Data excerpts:

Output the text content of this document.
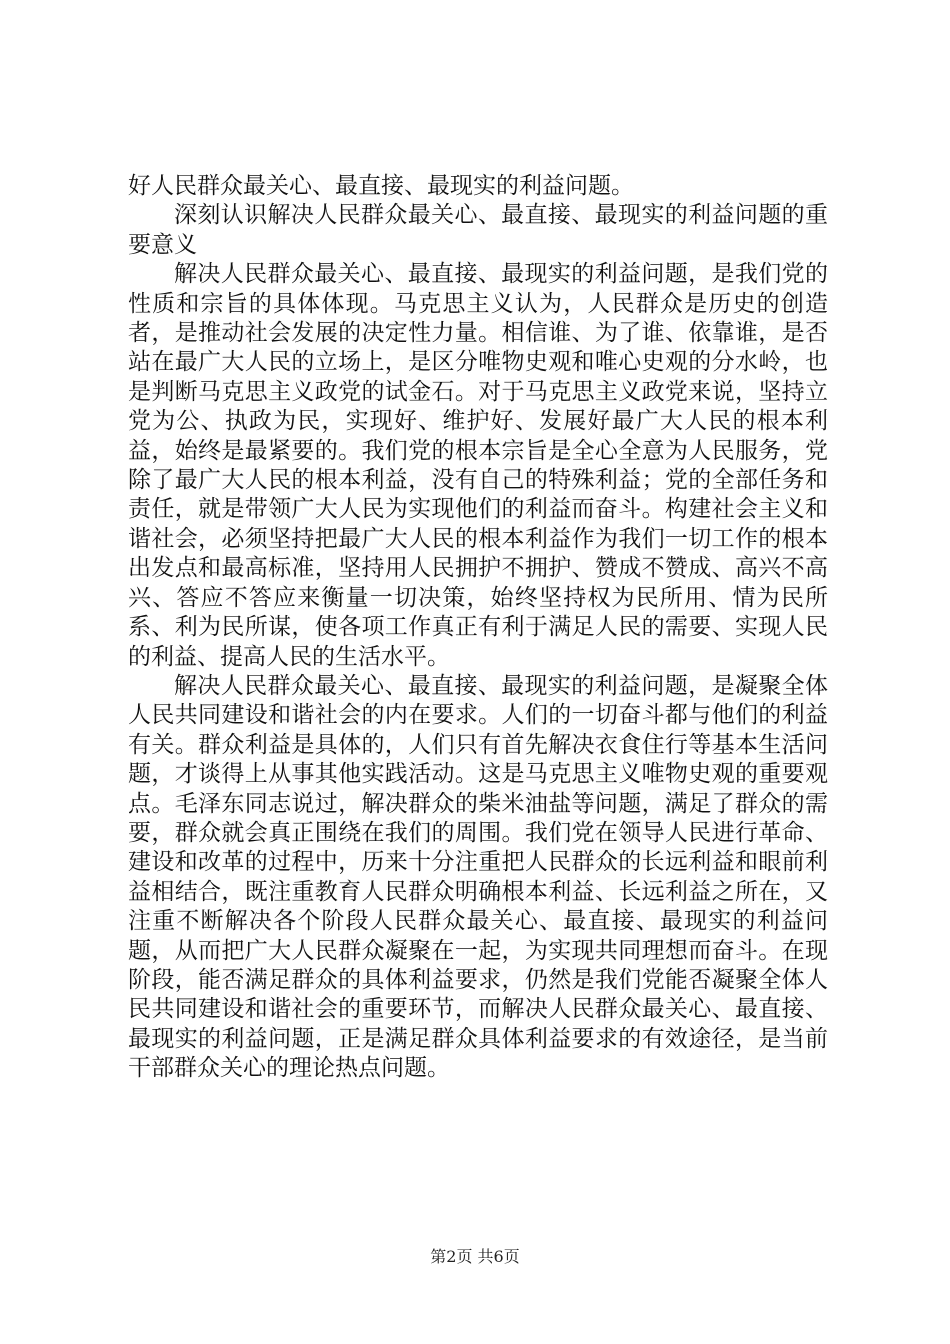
好人民群众最关心、最直接、最现实的利益问题。

深刻认识解决人民群众最关心、最直接、最现实的利益问题的重要意义

解决人民群众最关心、最直接、最现实的利益问题，是我们党的性质和宗旨的具体体现。马克思主义认为，人民群众是历史的创造者，是推动社会发展的决定性力量。相信谁、为了谁、依靠谁，是否站在最广大人民的立场上，是区分唯物史观和唯心史观的分水岭，也是判断马克思主义政党的试金石。对于马克思主义政党来说，坚持立党为公、执政为民，实现好、维护好、发展好最广大人民的根本利益，始终是最紧要的。我们党的根本宗旨是全心全意为人民服务，党除了最广大人民的根本利益，没有自己的特殊利益；党的全部任务和责任，就是带领广大人民为实现他们的利益而奋斗。构建社会主义和谐社会，必须坚持把最广大人民的根本利益作为我们一切工作的根本出发点和最高标准，坚持用人民拥护不拥护、赞成不赞成、高兴不高兴、答应不答应来衡量一切决策，始终坚持权为民所用、情为民所系、利为民所谋，使各项工作真正有利于满足人民的需要、实现人民的利益、提高人民的生活水平。

解决人民群众最关心、最直接、最现实的利益问题，是凝聚全体人民共同建设和谐社会的内在要求。人们的一切奋斗都与他们的利益有关。群众利益是具体的，人们只有首先解决衣食住行等基本生活问题，才谈得上从事其他实践活动。这是马克思主义唯物史观的重要观点。毛泽东同志说过，解决群众的柴米油盐等问题，满足了群众的需要，群众就会真正围绕在我们的周围。我们党在领导人民进行革命、建设和改革的过程中，历来十分注重把人民群众的长远利益和眼前利益相结合，既注重教育人民群众明确根本利益、长远利益之所在，又注重不断解决各个阶段人民群众最关心、最直接、最现实的利益问题，从而把广大人民群众凝聚在一起，为实现共同理想而奋斗。在现阶段，能否满足群众的具体利益要求，仍然是我们党能否凝聚全体人民共同建设和谐社会的重要环节，而解决人民群众最关心、最直接、最现实的利益问题，正是满足群众具体利益要求的有效途径，是当前干部群众关心的理论热点问题。

第2页 共6页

▸ **REQUIRED TASK**
Return the listing above word for word, with the pictures removed.

▸ **EXPECTED ANSWER**
Output the text content of this document.
好人民群众最关心、最直接、最现实的利益问题。

深刻认识解决人民群众最关心、最直接、最现实的利益问题的重要意义

解决人民群众最关心、最直接、最现实的利益问题，是我们党的性质和宗旨的具体体现。马克思主义认为，人民群众是历史的创造者，是推动社会发展的决定性力量。相信谁、为了谁、依靠谁，是否站在最广大人民的立场上，是区分唯物史观和唯心史观的分水岭，也是判断马克思主义政党的试金石。对于马克思主义政党来说，坚持立党为公、执政为民，实现好、维护好、发展好最广大人民的根本利益，始终是最紧要的。我们党的根本宗旨是全心全意为人民服务，党除了最广大人民的根本利益，没有自己的特殊利益；党的全部任务和责任，就是带领广大人民为实现他们的利益而奋斗。构建社会主义和谐社会，必须坚持把最广大人民的根本利益作为我们一切工作的根本出发点和最高标准，坚持用人民拥护不拥护、赞成不赞成、高兴不高兴、答应不答应来衡量一切决策，始终坚持权为民所用、情为民所系、利为民所谋，使各项工作真正有利于满足人民的需要、实现人民的利益、提高人民的生活水平。

解决人民群众最关心、最直接、最现实的利益问题，是凝聚全体人民共同建设和谐社会的内在要求。人们的一切奋斗都与他们的利益有关。群众利益是具体的，人们只有首先解决衣食住行等基本生活问题，才谈得上从事其他实践活动。这是马克思主义唯物史观的重要观点。毛泽东同志说过，解决群众的柴米油盐等问题，满足了群众的需要，群众就会真正围绕在我们的周围。我们党在领导人民进行革命、建设和改革的过程中，历来十分注重把人民群众的长远利益和眼前利益相结合，既注重教育人民群众明确根本利益、长远利益之所在，又注重不断解决各个阶段人民群众最关心、最直接、最现实的利益问题，从而把广大人民群众凝聚在一起，为实现共同理想而奋斗。在现阶段，能否满足群众的具体利益要求，仍然是我们党能否凝聚全体人民共同建设和谐社会的重要环节，而解决人民群众最关心、最直接、最现实的利益问题，正是满足群众具体利益要求的有效途径，是当前干部群众关心的理论热点问题。

第2页 共6页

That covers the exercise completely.